=== SUPPLIED MATERIAL ===

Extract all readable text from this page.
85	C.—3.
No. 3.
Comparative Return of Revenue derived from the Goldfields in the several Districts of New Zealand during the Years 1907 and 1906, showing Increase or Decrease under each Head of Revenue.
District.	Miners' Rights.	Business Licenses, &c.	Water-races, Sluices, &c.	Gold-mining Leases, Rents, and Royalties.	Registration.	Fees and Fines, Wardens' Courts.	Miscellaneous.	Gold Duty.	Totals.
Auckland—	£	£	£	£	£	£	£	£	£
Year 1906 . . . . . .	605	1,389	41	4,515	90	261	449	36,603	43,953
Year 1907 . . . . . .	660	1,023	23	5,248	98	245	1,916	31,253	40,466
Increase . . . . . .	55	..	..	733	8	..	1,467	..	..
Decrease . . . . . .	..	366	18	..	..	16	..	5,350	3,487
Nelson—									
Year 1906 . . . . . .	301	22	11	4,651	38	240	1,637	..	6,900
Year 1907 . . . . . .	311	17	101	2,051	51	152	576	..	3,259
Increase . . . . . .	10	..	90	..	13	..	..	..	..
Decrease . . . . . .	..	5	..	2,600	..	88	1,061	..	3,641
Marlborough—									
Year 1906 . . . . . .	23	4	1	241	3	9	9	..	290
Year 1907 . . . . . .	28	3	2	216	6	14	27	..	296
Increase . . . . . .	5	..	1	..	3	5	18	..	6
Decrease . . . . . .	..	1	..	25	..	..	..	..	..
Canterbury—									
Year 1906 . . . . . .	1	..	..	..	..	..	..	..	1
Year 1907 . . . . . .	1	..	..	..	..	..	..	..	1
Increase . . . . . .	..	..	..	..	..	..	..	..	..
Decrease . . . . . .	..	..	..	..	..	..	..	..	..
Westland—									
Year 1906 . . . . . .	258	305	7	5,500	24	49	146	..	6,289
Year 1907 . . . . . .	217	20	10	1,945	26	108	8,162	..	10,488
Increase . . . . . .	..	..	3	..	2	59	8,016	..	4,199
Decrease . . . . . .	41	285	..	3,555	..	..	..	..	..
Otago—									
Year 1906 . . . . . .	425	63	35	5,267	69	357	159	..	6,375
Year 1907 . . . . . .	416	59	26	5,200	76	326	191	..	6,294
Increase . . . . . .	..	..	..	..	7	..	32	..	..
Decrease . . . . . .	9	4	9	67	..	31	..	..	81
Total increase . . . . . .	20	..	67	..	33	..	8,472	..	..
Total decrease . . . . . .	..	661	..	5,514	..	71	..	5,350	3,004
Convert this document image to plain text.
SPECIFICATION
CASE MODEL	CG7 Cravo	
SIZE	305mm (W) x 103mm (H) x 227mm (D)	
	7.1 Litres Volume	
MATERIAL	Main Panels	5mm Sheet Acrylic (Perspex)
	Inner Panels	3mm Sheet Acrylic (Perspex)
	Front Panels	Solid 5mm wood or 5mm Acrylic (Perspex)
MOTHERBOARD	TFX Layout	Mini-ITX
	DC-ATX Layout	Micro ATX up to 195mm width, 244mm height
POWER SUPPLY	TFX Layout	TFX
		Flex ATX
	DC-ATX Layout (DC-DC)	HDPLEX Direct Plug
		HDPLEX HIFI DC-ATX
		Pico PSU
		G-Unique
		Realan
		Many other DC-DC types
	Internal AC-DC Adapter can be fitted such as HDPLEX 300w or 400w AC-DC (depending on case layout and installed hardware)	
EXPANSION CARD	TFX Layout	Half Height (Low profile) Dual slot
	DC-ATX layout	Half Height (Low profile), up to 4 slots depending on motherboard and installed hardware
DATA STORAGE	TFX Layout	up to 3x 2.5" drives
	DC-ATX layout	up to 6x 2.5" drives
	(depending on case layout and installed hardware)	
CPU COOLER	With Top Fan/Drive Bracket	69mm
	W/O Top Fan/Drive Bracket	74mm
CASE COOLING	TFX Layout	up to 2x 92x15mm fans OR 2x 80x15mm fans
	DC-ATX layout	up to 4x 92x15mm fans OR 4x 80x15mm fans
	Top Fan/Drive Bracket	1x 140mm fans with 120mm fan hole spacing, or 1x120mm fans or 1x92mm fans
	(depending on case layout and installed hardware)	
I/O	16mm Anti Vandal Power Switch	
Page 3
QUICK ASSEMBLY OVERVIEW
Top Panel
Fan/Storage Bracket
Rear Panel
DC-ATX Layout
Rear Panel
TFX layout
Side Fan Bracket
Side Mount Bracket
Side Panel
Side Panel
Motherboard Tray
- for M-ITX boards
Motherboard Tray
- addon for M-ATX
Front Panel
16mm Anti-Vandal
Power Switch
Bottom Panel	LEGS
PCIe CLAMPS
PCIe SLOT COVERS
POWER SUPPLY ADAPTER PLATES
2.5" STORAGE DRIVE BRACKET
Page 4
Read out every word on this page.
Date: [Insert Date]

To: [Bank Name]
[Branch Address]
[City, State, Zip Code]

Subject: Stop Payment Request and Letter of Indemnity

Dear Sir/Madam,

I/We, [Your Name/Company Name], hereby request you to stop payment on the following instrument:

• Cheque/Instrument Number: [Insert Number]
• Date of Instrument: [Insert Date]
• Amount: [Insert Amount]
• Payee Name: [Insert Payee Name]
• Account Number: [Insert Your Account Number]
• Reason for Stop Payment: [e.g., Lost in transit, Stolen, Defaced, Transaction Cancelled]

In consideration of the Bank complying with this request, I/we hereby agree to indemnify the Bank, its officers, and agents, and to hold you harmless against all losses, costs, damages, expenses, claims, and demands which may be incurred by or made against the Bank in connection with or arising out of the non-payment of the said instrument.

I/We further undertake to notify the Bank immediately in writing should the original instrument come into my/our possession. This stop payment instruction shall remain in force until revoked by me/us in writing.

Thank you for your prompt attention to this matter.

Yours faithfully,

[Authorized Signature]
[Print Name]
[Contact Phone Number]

===

* _INSTRUCTIONS TO FOLLOW_
Every line above should be printed again exactly as it stands.

* _OUTPUT_
Extract all readable text from this page.
85	C.—3.
No. 3.
Comparative Return of Revenue derived from the Goldfields in the several Districts of New Zealand during the Years 1907 and 1906, showing Increase or Decrease under each Head of Revenue.
District.	Miners' Rights.	Business Licenses, &c.	Water-races, Sluices, &c.	Gold-mining Leases, Rents, and Royalties.	Registration.	Fees and Fines, Wardens' Courts.	Miscellaneous.	Gold Duty.	Totals.
Auckland—	£	£	£	£	£	£	£	£	£
Year 1906 . . . . . .	605	1,389	41	4,515	90	261	449	36,603	43,953
Year 1907 . . . . . .	660	1,023	23	5,248	98	245	1,916	31,253	40,466
Increase . . . . . .	55	..	..	733	8	..	1,467	..	..
Decrease . . . . . .	..	366	18	..	..	16	..	5,350	3,487
Nelson—									
Year 1906 . . . . . .	301	22	11	4,651	38	240	1,637	..	6,900
Year 1907 . . . . . .	311	17	101	2,051	51	152	576	..	3,259
Increase . . . . . .	10	..	90	..	13	..	..	..	..
Decrease . . . . . .	..	5	..	2,600	..	88	1,061	..	3,641
Marlborough—									
Year 1906 . . . . . .	23	4	1	241	3	9	9	..	290
Year 1907 . . . . . .	28	3	2	216	6	14	27	..	296
Increase . . . . . .	5	..	1	..	3	5	18	..	6
Decrease . . . . . .	..	1	..	25	..	..	..	..	..
Canterbury—									
Year 1906 . . . . . .	1	..	..	..	..	..	..	..	1
Year 1907 . . . . . .	1	..	..	..	..	..	..	..	1
Increase . . . . . .	..	..	..	..	..	..	..	..	..
Decrease . . . . . .	..	..	..	..	..	..	..	..	..
Westland—									
Year 1906 . . . . . .	258	305	7	5,500	24	49	146	..	6,289
Year 1907 . . . . . .	217	20	10	1,945	26	108	8,162	..	10,488
Increase . . . . . .	..	..	3	..	2	59	8,016	..	4,199
Decrease . . . . . .	41	285	..	3,555	..	..	..	..	..
Otago—									
Year 1906 . . . . . .	425	63	35	5,267	69	357	159	..	6,375
Year 1907 . . . . . .	416	59	26	5,200	76	326	191	..	6,294
Increase . . . . . .	..	..	..	..	7	..	32	..	..
Decrease . . . . . .	9	4	9	67	..	31	..	..	81
Total increase . . . . . .	20	..	67	..	33	..	8,472	..	..
Total decrease . . . . . .	..	661	..	5,514	..	71	..	5,350	3,004
Convert this document image to plain text.
SPECIFICATION
CASE MODEL	CG7 Cravo	
SIZE	305mm (W) x 103mm (H) x 227mm (D)	
	7.1 Litres Volume	
MATERIAL	Main Panels	5mm Sheet Acrylic (Perspex)
	Inner Panels	3mm Sheet Acrylic (Perspex)
	Front Panels	Solid 5mm wood or 5mm Acrylic (Perspex)
MOTHERBOARD	TFX Layout	Mini-ITX
	DC-ATX Layout	Micro ATX up to 195mm width, 244mm height
POWER SUPPLY	TFX Layout	TFX
		Flex ATX
	DC-ATX Layout (DC-DC)	HDPLEX Direct Plug
		HDPLEX HIFI DC-ATX
		Pico PSU
		G-Unique
		Realan
		Many other DC-DC types
	Internal AC-DC Adapter can be fitted such as HDPLEX 300w or 400w AC-DC (depending on case layout and installed hardware)	
EXPANSION CARD	TFX Layout	Half Height (Low profile) Dual slot
	DC-ATX layout	Half Height (Low profile), up to 4 slots depending on motherboard and installed hardware
DATA STORAGE	TFX Layout	up to 3x 2.5" drives
	DC-ATX layout	up to 6x 2.5" drives
	(depending on case layout and installed hardware)	
CPU COOLER	With Top Fan/Drive Bracket	69mm
	W/O Top Fan/Drive Bracket	74mm
CASE COOLING	TFX Layout	up to 2x 92x15mm fans OR 2x 80x15mm fans
	DC-ATX layout	up to 4x 92x15mm fans OR 4x 80x15mm fans
	Top Fan/Drive Bracket	1x 140mm fans with 120mm fan hole spacing, or 1x120mm fans or 1x92mm fans
	(depending on case layout and installed hardware)	
I/O	16mm Anti Vandal Power Switch	
Page 3
QUICK ASSEMBLY OVERVIEW
Top Panel
Fan/Storage Bracket
Rear Panel
DC-ATX Layout
Rear Panel
TFX layout
Side Fan Bracket
Side Mount Bracket
Side Panel
Side Panel
Motherboard Tray
- for M-ITX boards
Motherboard Tray
- addon for M-ATX
Front Panel
16mm Anti-Vandal
Power Switch
Bottom Panel	LEGS
PCIe CLAMPS
PCIe SLOT COVERS
POWER SUPPLY ADAPTER PLATES
2.5" STORAGE DRIVE BRACKET
Page 4
Read out every word on this page.
Date: [Insert Date]

To: [Bank Name]
[Branch Address]
[City, State, Zip Code]

Subject: Stop Payment Request and Letter of Indemnity

Dear Sir/Madam,

I/We, [Your Name/Company Name], hereby request you to stop payment on the following instrument:

• Cheque/Instrument Number: [Insert Number]
• Date of Instrument: [Insert Date]
• Amount: [Insert Amount]
• Payee Name: [Insert Payee Name]
• Account Number: [Insert Your Account Number]
• Reason for Stop Payment: [e.g., Lost in transit, Stolen, Defaced, Transaction Cancelled]

In consideration of the Bank complying with this request, I/we hereby agree to indemnify the Bank, its officers, and agents, and to hold you harmless against all losses, costs, damages, expenses, claims, and demands which may be incurred by or made against the Bank in connection with or arising out of the non-payment of the said instrument.

I/We further undertake to notify the Bank immediately in writing should the original instrument come into my/our possession. This stop payment instruction shall remain in force until revoked by me/us in writing.

Thank you for your prompt attention to this matter.

Yours faithfully,

[Authorized Signature]
[Print Name]
[Contact Phone Number]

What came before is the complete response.